** Start Records to process **
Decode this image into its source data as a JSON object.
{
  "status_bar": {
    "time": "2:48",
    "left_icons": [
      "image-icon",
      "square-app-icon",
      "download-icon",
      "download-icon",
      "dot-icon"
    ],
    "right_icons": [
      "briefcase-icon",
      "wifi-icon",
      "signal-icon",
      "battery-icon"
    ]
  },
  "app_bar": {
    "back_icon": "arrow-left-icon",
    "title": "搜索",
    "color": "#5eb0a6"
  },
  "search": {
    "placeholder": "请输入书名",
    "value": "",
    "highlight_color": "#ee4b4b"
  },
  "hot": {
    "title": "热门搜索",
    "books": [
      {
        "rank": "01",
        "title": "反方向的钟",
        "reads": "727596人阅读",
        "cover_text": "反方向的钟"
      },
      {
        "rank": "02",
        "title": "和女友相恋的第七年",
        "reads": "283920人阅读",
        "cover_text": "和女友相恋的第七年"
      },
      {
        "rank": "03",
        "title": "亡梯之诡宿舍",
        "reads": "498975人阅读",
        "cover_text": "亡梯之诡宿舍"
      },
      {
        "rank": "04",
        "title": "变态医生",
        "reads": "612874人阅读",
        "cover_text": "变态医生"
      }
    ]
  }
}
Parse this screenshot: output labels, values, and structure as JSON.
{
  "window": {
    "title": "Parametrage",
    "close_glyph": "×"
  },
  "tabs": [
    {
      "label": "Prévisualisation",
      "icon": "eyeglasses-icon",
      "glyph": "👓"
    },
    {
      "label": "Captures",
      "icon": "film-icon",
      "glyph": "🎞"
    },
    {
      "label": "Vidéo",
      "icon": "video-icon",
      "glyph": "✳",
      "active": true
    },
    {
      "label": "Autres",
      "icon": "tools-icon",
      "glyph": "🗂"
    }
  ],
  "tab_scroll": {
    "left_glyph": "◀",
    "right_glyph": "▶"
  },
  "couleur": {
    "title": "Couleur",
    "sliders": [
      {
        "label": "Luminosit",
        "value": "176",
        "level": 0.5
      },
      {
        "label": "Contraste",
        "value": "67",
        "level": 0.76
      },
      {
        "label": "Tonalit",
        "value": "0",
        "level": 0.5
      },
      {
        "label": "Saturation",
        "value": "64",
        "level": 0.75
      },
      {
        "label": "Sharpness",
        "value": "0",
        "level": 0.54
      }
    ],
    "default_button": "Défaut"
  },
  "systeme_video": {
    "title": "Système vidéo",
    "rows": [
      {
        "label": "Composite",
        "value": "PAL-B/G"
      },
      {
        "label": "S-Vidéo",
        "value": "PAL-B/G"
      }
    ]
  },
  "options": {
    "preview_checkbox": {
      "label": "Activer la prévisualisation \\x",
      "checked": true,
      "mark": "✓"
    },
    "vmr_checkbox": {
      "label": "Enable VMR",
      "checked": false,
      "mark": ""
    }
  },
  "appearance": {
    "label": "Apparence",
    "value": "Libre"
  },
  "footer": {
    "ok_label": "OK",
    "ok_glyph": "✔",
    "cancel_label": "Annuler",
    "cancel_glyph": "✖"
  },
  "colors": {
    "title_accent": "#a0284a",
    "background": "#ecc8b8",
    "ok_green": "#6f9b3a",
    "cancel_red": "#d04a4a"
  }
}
** End Records to process **
**What is asked:** Transcribe the data above in full, exactly.

**Worked answer:**
Decode this image into its source data as a JSON object.
{
  "status_bar": {
    "time": "2:48",
    "left_icons": [
      "image-icon",
      "square-app-icon",
      "download-icon",
      "download-icon",
      "dot-icon"
    ],
    "right_icons": [
      "briefcase-icon",
      "wifi-icon",
      "signal-icon",
      "battery-icon"
    ]
  },
  "app_bar": {
    "back_icon": "arrow-left-icon",
    "title": "搜索",
    "color": "#5eb0a6"
  },
  "search": {
    "placeholder": "请输入书名",
    "value": "",
    "highlight_color": "#ee4b4b"
  },
  "hot": {
    "title": "热门搜索",
    "books": [
      {
        "rank": "01",
        "title": "反方向的钟",
        "reads": "727596人阅读",
        "cover_text": "反方向的钟"
      },
      {
        "rank": "02",
        "title": "和女友相恋的第七年",
        "reads": "283920人阅读",
        "cover_text": "和女友相恋的第七年"
      },
      {
        "rank": "03",
        "title": "亡梯之诡宿舍",
        "reads": "498975人阅读",
        "cover_text": "亡梯之诡宿舍"
      },
      {
        "rank": "04",
        "title": "变态医生",
        "reads": "612874人阅读",
        "cover_text": "变态医生"
      }
    ]
  }
}
Parse this screenshot: output labels, values, and structure as JSON.
{
  "window": {
    "title": "Parametrage",
    "close_glyph": "×"
  },
  "tabs": [
    {
      "label": "Prévisualisation",
      "icon": "eyeglasses-icon",
      "glyph": "👓"
    },
    {
      "label": "Captures",
      "icon": "film-icon",
      "glyph": "🎞"
    },
    {
      "label": "Vidéo",
      "icon": "video-icon",
      "glyph": "✳",
      "active": true
    },
    {
      "label": "Autres",
      "icon": "tools-icon",
      "glyph": "🗂"
    }
  ],
  "tab_scroll": {
    "left_glyph": "◀",
    "right_glyph": "▶"
  },
  "couleur": {
    "title": "Couleur",
    "sliders": [
      {
        "label": "Luminosit",
        "value": "176",
        "level": 0.5
      },
      {
        "label": "Contraste",
        "value": "67",
        "level": 0.76
      },
      {
        "label": "Tonalit",
        "value": "0",
        "level": 0.5
      },
      {
        "label": "Saturation",
        "value": "64",
        "level": 0.75
      },
      {
        "label": "Sharpness",
        "value": "0",
        "level": 0.54
      }
    ],
    "default_button": "Défaut"
  },
  "systeme_video": {
    "title": "Système vidéo",
    "rows": [
      {
        "label": "Composite",
        "value": "PAL-B/G"
      },
      {
        "label": "S-Vidéo",
        "value": "PAL-B/G"
      }
    ]
  },
  "options": {
    "preview_checkbox": {
      "label": "Activer la prévisualisation \\x",
      "checked": true,
      "mark": "✓"
    },
    "vmr_checkbox": {
      "label": "Enable VMR",
      "checked": false,
      "mark": ""
    }
  },
  "appearance": {
    "label": "Apparence",
    "value": "Libre"
  },
  "footer": {
    "ok_label": "OK",
    "ok_glyph": "✔",
    "cancel_label": "Annuler",
    "cancel_glyph": "✖"
  },
  "colors": {
    "title_accent": "#a0284a",
    "background": "#ecc8b8",
    "ok_green": "#6f9b3a",
    "cancel_red": "#d04a4a"
  }
}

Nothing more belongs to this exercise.